Extract the full listing verbatim and drop any pictures from your copy.
▽
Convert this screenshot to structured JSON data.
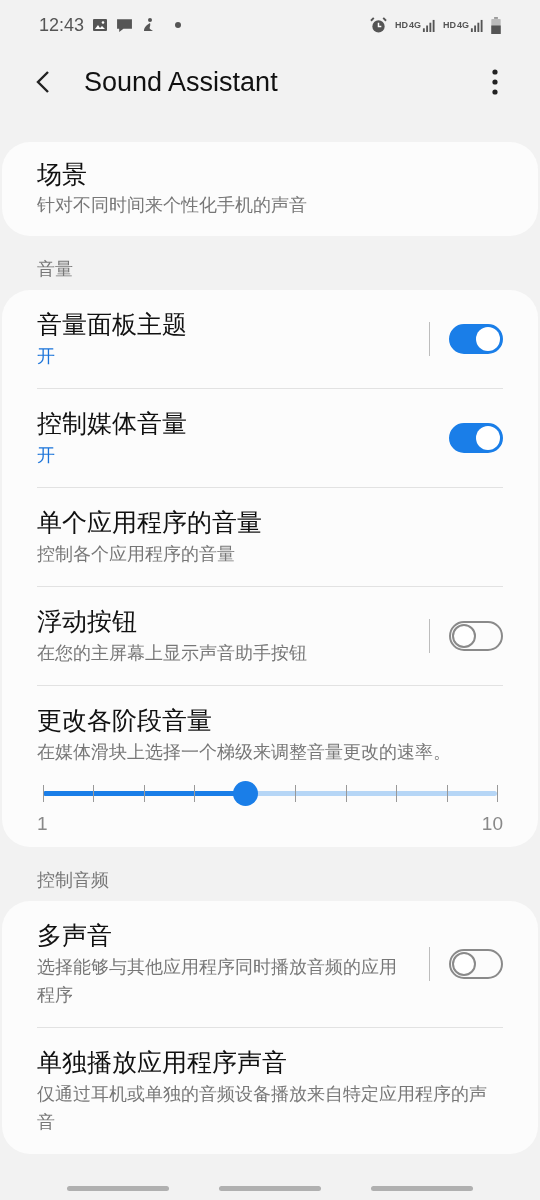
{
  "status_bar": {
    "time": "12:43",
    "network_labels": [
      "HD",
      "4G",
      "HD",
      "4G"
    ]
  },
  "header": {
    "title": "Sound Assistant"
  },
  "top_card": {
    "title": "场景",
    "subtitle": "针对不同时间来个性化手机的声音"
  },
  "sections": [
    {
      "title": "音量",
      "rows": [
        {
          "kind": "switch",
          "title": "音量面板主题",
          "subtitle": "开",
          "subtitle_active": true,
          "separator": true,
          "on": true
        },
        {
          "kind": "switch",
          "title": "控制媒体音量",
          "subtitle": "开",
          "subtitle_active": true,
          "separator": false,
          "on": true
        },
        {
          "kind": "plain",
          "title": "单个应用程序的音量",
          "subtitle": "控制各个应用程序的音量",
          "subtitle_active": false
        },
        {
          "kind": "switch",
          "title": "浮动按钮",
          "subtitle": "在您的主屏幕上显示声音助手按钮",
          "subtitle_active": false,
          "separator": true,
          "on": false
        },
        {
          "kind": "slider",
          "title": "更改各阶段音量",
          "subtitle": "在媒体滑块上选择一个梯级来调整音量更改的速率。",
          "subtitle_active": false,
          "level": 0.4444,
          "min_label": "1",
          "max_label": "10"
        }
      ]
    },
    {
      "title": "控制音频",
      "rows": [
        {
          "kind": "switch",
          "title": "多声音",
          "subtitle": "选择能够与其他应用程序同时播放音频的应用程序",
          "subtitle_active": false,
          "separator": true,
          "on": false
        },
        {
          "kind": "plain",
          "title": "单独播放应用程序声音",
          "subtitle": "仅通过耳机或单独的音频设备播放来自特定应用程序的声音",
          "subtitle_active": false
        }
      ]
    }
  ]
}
△
* SOLUTION FOR THIS TASK *
Convert this screenshot to structured JSON data.
{
  "status_bar": {
    "time": "12:43",
    "network_labels": [
      "HD",
      "4G",
      "HD",
      "4G"
    ]
  },
  "header": {
    "title": "Sound Assistant"
  },
  "top_card": {
    "title": "场景",
    "subtitle": "针对不同时间来个性化手机的声音"
  },
  "sections": [
    {
      "title": "音量",
      "rows": [
        {
          "kind": "switch",
          "title": "音量面板主题",
          "subtitle": "开",
          "subtitle_active": true,
          "separator": true,
          "on": true
        },
        {
          "kind": "switch",
          "title": "控制媒体音量",
          "subtitle": "开",
          "subtitle_active": true,
          "separator": false,
          "on": true
        },
        {
          "kind": "plain",
          "title": "单个应用程序的音量",
          "subtitle": "控制各个应用程序的音量",
          "subtitle_active": false
        },
        {
          "kind": "switch",
          "title": "浮动按钮",
          "subtitle": "在您的主屏幕上显示声音助手按钮",
          "subtitle_active": false,
          "separator": true,
          "on": false
        },
        {
          "kind": "slider",
          "title": "更改各阶段音量",
          "subtitle": "在媒体滑块上选择一个梯级来调整音量更改的速率。",
          "subtitle_active": false,
          "level": 0.4444,
          "min_label": "1",
          "max_label": "10"
        }
      ]
    },
    {
      "title": "控制音频",
      "rows": [
        {
          "kind": "switch",
          "title": "多声音",
          "subtitle": "选择能够与其他应用程序同时播放音频的应用程序",
          "subtitle_active": false,
          "separator": true,
          "on": false
        },
        {
          "kind": "plain",
          "title": "单独播放应用程序声音",
          "subtitle": "仅通过耳机或单独的音频设备播放来自特定应用程序的声音",
          "subtitle_active": false
        }
      ]
    }
  ]
}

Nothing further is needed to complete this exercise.